● **Exercise aim**
Omit the pictures, please, and give each record below again exactly.

------ The records

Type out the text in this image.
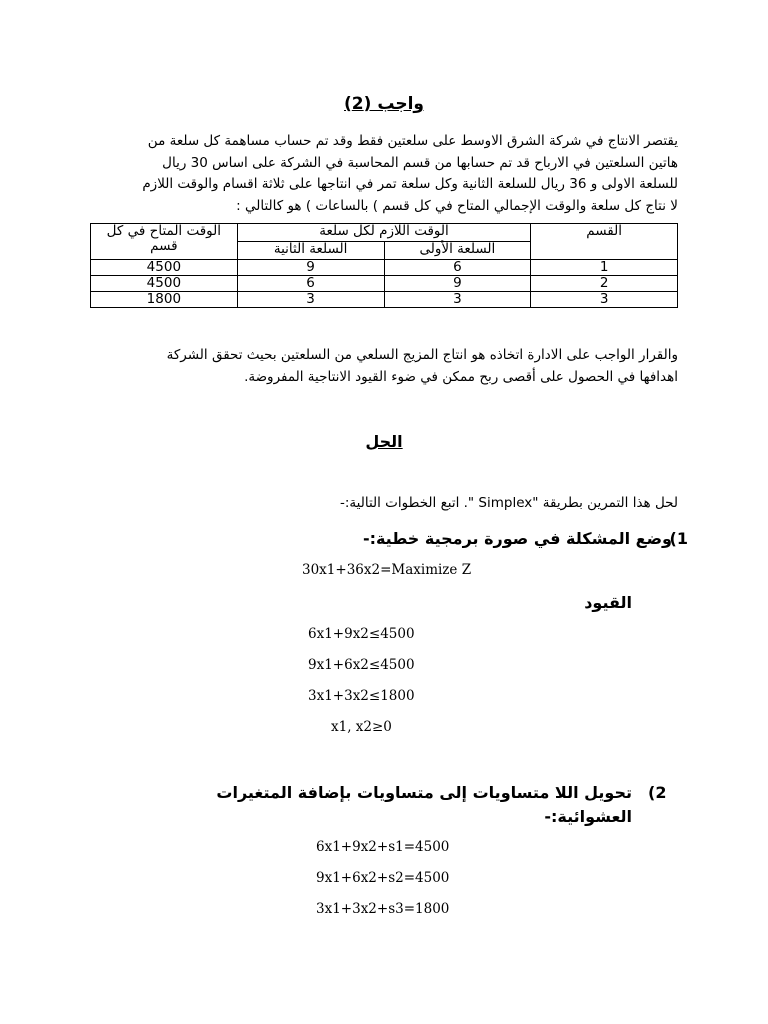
واجب (2)
يقتصر الانتاج في شركة الشرق الاوسط على سلعتين فقط وقد تم حساب مساهمة كل سلعة من
هاتين السلعتين في الارباح قد تم حسابها من قسم المحاسبة في الشركة على اساس 30 ريال
للسلعة الاولى و 36 ريال للسلعة الثانية وكل سلعة تمر في انتاجها على ثلاثة اقسام والوقت اللازم
لا نتاج كل سلعة والوقت الإجمالي المتاح في كل قسم ) بالساعات ) هو كالتالي :
القسم	الوقت اللازم لكل سلعة		الوقت المتاح في كل قسم
	السلعة الأولى	السلعة الثانية	
1	6	9	4500
2	9	6	4500
3	3	3	1800
والقرار الواجب على الادارة اتخاذه هو انتاج المزيج السلعي من السلعتين بحيث تحقق الشركة
اهدافها في الحصول على أقصى ربح ممكن في ضوء القيود الانتاجية المفروضة.
الحل
لحل هذا التمرين بطريقة "Simplex ". اتبع الخطوات التالية:-
وضع المشكلة في صورة برمجية خطية:-
(1
30x1+36x2=Maximize Z
القيود
6x1+9x2≤4500
9x1+6x2≤4500
3x1+3x2≤1800
x1, x2≥0
تحويل اللا متساويات إلى متساويات بإضافة المتغيرات
العشوائية:-
(2
6x1+9x2+s1=4500
9x1+6x2+s2=4500
3x1+3x2+s3=1800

------------

● **Finished answer**
Type out the text in this image.
واجب (2)
يقتصر الانتاج في شركة الشرق الاوسط على سلعتين فقط وقد تم حساب مساهمة كل سلعة من
هاتين السلعتين في الارباح قد تم حسابها من قسم المحاسبة في الشركة على اساس 30 ريال
للسلعة الاولى و 36 ريال للسلعة الثانية وكل سلعة تمر في انتاجها على ثلاثة اقسام والوقت اللازم
لا نتاج كل سلعة والوقت الإجمالي المتاح في كل قسم ) بالساعات ) هو كالتالي :
القسم	الوقت اللازم لكل سلعة		الوقت المتاح في كل قسم
	السلعة الأولى	السلعة الثانية	
1	6	9	4500
2	9	6	4500
3	3	3	1800
والقرار الواجب على الادارة اتخاذه هو انتاج المزيج السلعي من السلعتين بحيث تحقق الشركة
اهدافها في الحصول على أقصى ربح ممكن في ضوء القيود الانتاجية المفروضة.
الحل
لحل هذا التمرين بطريقة "Simplex ". اتبع الخطوات التالية:-
وضع المشكلة في صورة برمجية خطية:-
(1
30x1+36x2=Maximize Z
القيود
6x1+9x2≤4500
9x1+6x2≤4500
3x1+3x2≤1800
x1, x2≥0
تحويل اللا متساويات إلى متساويات بإضافة المتغيرات
العشوائية:-
(2
6x1+9x2+s1=4500
9x1+6x2+s2=4500
3x1+3x2+s3=1800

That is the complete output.